Exercise directions — Locate each line in the data that contains the word "Antecedentes" and copy every such line in full.

·····

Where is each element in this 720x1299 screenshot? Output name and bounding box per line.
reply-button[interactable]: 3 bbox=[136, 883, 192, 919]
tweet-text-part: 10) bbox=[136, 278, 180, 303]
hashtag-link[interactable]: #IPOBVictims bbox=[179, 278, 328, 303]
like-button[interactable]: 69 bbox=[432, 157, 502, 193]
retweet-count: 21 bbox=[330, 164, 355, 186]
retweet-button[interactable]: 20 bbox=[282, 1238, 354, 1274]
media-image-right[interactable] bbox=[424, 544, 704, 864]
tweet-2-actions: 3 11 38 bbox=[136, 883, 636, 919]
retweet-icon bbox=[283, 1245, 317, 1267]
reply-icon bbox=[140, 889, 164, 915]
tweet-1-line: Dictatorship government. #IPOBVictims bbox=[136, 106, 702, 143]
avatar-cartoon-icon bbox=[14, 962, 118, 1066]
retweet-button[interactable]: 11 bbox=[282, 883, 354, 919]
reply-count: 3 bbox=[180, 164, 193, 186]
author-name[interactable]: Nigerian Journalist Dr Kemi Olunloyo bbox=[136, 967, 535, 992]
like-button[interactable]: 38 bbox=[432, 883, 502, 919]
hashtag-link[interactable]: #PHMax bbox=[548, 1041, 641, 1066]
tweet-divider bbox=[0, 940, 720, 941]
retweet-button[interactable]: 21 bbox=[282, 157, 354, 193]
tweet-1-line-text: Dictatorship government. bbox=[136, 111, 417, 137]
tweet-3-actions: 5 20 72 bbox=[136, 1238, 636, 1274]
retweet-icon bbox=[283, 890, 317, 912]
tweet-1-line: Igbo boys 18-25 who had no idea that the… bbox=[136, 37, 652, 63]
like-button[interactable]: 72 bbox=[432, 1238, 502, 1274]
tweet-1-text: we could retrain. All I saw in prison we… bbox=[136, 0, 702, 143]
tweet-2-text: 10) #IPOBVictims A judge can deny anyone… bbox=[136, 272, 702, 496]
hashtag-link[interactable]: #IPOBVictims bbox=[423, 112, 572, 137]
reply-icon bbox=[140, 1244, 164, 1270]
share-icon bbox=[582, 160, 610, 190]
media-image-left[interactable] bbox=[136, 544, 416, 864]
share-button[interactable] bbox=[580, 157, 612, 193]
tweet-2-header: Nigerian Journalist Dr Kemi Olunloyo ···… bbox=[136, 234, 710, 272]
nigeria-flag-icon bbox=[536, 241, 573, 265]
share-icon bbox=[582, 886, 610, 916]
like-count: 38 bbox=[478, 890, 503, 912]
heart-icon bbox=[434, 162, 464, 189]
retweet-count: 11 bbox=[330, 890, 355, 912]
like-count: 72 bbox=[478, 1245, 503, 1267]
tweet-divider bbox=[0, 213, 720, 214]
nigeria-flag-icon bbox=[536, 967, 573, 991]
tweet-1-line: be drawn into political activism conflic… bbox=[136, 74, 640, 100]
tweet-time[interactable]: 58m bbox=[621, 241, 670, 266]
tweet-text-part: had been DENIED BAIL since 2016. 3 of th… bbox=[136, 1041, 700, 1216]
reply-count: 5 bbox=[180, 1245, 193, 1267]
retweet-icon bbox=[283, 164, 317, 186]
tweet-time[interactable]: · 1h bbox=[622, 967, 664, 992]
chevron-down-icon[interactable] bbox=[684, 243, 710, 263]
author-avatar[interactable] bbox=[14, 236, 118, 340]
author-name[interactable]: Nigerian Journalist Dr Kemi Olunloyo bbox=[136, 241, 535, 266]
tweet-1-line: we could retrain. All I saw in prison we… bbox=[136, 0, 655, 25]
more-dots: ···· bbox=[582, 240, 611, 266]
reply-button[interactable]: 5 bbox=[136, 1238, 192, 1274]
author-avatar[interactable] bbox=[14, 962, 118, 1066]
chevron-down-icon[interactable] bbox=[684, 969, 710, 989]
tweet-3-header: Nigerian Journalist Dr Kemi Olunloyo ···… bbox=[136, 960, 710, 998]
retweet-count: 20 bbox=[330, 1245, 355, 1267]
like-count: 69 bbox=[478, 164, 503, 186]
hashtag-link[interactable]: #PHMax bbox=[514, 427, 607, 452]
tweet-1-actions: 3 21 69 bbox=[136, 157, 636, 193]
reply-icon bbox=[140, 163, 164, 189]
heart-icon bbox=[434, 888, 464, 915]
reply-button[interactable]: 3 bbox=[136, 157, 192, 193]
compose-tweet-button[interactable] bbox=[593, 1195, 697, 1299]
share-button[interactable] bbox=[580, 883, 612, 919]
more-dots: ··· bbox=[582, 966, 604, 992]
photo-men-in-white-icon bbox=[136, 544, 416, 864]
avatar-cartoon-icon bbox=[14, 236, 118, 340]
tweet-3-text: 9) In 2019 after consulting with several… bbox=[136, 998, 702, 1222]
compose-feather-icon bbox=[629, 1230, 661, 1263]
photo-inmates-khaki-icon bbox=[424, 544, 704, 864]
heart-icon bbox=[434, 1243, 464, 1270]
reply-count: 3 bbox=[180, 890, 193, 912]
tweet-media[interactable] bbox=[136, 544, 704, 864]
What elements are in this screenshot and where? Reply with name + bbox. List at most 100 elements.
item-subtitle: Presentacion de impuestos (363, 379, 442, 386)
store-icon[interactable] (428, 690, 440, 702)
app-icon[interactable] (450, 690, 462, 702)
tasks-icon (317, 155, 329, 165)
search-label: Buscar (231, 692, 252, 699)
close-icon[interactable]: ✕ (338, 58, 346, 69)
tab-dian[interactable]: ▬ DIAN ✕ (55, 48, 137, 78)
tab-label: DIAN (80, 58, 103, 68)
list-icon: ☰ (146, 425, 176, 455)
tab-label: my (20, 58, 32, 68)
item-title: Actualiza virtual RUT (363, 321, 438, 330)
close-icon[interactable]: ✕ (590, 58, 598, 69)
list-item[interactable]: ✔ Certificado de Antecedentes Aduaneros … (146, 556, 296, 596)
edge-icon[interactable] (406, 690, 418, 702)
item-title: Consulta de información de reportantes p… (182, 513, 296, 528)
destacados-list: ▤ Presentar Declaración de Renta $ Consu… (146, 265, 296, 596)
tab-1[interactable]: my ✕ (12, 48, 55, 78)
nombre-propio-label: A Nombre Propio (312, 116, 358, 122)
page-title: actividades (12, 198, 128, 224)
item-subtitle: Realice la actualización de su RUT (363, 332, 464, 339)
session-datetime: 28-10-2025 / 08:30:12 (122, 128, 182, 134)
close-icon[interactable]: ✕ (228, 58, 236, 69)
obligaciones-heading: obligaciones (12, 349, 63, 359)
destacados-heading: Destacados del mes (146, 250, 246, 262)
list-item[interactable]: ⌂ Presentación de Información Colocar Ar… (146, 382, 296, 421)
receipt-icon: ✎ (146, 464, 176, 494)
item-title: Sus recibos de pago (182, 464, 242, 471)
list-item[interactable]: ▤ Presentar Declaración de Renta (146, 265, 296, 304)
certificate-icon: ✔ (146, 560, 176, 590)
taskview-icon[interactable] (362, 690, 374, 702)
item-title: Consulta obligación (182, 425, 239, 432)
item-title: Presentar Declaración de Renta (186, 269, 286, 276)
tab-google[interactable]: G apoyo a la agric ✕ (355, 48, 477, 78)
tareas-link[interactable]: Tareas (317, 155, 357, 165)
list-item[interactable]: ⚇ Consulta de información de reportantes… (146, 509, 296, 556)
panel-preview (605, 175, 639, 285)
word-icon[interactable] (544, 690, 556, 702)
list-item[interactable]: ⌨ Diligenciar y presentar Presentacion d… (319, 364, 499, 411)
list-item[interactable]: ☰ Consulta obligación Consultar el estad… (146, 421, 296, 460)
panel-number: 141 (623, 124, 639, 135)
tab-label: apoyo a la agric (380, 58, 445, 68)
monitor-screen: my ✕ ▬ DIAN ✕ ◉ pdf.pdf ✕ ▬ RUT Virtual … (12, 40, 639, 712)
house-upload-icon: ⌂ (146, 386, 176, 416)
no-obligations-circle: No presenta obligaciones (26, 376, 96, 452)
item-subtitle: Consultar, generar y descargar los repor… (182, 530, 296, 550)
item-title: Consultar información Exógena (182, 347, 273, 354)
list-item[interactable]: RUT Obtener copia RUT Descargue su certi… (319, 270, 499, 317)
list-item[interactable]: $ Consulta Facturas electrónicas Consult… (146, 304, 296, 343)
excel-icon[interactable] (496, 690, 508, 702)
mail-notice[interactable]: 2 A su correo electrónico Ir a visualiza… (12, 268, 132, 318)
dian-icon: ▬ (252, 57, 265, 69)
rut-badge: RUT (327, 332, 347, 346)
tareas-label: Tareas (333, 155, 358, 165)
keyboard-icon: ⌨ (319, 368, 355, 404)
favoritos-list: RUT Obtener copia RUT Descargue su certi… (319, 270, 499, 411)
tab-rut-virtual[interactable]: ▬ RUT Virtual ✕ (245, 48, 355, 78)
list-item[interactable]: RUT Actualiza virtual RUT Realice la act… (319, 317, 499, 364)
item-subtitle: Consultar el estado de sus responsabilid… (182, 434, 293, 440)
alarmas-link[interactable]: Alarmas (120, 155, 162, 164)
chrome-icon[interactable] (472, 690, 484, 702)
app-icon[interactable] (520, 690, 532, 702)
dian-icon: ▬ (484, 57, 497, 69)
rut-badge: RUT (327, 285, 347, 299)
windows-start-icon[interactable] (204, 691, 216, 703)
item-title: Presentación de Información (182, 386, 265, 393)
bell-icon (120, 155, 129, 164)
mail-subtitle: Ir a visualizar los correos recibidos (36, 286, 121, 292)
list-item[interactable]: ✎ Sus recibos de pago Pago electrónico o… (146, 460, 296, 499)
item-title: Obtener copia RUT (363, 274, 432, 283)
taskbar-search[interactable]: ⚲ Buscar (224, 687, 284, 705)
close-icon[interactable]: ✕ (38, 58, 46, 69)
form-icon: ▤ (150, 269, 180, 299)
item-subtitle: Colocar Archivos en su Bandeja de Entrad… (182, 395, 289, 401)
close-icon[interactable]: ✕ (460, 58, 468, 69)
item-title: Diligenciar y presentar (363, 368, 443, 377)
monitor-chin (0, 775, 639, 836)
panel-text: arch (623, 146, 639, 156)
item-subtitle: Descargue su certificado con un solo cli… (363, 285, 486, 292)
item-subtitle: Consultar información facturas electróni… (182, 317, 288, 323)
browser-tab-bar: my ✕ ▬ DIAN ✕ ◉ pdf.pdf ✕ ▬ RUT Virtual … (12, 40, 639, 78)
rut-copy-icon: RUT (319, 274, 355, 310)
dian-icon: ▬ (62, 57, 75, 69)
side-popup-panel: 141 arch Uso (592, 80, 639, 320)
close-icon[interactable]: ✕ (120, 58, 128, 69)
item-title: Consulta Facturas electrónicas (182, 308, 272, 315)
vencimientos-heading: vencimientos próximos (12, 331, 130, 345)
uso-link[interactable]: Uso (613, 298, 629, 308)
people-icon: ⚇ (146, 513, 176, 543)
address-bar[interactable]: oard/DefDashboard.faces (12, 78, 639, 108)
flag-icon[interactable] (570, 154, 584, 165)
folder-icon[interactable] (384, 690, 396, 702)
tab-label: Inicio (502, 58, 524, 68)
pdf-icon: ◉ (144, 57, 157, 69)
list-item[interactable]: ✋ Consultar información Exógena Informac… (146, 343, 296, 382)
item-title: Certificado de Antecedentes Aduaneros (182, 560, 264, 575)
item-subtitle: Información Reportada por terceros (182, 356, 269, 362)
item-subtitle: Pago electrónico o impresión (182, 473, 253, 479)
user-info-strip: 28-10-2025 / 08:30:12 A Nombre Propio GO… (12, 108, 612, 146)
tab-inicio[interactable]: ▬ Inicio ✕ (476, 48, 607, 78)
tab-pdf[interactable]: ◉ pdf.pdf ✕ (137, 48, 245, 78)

·····

The result —
list-item[interactable]: ✔ Certificado de Antecedentes Aduaneros … (146, 556, 296, 596)
item-title: Certificado de Antecedentes Aduaneros (182, 560, 264, 575)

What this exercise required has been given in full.